Pick out each line in these entries that contains the string "EURUSD".

(Data items)
----------------------------------------

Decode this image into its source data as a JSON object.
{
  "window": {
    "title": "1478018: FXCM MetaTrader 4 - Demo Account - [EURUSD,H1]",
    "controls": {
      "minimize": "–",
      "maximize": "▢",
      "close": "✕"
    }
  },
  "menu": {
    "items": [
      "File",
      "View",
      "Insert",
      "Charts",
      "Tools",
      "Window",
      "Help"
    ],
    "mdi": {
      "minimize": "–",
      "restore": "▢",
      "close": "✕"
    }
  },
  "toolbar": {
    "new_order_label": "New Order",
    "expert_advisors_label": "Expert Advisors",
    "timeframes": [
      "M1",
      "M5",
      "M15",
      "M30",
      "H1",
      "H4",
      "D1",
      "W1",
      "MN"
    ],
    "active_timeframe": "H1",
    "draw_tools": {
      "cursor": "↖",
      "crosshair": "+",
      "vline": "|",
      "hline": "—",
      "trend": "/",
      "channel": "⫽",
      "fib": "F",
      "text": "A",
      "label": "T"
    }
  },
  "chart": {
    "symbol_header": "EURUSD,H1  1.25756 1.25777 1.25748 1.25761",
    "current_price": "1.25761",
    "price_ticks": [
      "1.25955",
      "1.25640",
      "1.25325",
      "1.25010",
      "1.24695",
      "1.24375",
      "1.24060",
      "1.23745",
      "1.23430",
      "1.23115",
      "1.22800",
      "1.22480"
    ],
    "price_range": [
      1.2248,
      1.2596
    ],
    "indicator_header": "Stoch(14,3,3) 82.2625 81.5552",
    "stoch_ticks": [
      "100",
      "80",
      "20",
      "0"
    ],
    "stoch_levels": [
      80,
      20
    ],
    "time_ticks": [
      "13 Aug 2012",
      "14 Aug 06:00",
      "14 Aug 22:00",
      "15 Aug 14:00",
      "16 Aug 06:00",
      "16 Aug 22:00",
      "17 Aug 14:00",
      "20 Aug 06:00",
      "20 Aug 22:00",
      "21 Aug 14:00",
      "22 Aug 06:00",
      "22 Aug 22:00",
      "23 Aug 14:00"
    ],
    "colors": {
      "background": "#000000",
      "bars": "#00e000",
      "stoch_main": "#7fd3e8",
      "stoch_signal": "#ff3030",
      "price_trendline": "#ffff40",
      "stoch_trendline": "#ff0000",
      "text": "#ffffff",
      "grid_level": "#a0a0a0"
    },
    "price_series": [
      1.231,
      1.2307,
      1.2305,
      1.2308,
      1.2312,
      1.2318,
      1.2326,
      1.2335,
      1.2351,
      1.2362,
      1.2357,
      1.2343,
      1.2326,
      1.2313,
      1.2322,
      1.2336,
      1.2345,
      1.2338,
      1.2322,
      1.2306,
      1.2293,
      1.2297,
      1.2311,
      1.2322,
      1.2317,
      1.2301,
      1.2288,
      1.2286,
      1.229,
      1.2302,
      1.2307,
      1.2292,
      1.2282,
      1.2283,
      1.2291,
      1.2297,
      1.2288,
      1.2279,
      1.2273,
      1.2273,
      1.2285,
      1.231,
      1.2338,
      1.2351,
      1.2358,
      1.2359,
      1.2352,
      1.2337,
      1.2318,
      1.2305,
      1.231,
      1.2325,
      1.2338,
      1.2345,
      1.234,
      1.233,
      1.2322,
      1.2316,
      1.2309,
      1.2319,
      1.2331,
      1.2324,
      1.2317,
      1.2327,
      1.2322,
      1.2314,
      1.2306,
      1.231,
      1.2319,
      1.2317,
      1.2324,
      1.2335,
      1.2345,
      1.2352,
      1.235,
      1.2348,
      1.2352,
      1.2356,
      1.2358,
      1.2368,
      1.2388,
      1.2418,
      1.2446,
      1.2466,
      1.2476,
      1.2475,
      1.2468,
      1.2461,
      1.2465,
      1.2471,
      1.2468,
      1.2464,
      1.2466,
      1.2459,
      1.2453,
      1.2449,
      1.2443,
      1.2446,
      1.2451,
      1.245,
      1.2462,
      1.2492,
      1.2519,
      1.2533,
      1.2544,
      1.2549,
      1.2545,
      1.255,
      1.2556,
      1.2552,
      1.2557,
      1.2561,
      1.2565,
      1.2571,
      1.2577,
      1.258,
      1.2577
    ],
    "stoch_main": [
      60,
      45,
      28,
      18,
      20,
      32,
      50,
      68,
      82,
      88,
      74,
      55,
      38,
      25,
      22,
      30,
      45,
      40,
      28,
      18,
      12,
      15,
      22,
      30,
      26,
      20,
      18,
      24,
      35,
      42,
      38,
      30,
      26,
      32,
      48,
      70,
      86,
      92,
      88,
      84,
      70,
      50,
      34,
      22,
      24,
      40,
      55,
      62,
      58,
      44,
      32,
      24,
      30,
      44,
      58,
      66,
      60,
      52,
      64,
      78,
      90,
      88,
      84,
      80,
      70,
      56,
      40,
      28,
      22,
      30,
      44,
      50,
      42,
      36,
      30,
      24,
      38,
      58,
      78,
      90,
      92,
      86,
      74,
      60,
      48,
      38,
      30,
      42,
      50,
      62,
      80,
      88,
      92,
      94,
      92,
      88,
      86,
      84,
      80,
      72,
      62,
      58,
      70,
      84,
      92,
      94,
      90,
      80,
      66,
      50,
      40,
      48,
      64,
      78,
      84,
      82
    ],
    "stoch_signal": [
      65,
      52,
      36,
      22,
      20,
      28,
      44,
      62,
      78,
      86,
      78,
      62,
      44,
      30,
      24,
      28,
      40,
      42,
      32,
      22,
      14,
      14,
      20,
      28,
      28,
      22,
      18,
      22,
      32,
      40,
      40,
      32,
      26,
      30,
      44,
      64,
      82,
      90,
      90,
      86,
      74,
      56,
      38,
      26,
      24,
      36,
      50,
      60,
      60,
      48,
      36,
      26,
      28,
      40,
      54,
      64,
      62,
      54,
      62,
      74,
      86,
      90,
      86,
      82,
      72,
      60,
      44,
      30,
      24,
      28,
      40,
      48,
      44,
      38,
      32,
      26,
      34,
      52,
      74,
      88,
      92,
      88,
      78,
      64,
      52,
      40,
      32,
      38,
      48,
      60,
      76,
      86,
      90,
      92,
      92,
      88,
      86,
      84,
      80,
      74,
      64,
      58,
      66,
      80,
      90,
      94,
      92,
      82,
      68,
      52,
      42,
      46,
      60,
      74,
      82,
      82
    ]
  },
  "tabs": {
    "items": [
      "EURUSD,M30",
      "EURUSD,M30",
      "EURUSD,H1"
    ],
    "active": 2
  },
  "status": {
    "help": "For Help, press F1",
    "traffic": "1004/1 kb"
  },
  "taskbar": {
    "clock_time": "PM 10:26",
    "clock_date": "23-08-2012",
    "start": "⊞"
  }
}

----------------------------------------

Correct result
    "title": "1478018: FXCM MetaTrader 4 - Demo Account - [EURUSD,H1]",
    "symbol_header": "EURUSD,H1  1.25756 1.25777 1.25748 1.25761",
      "EURUSD,M30",
      "EURUSD,M30",
      "EURUSD,H1"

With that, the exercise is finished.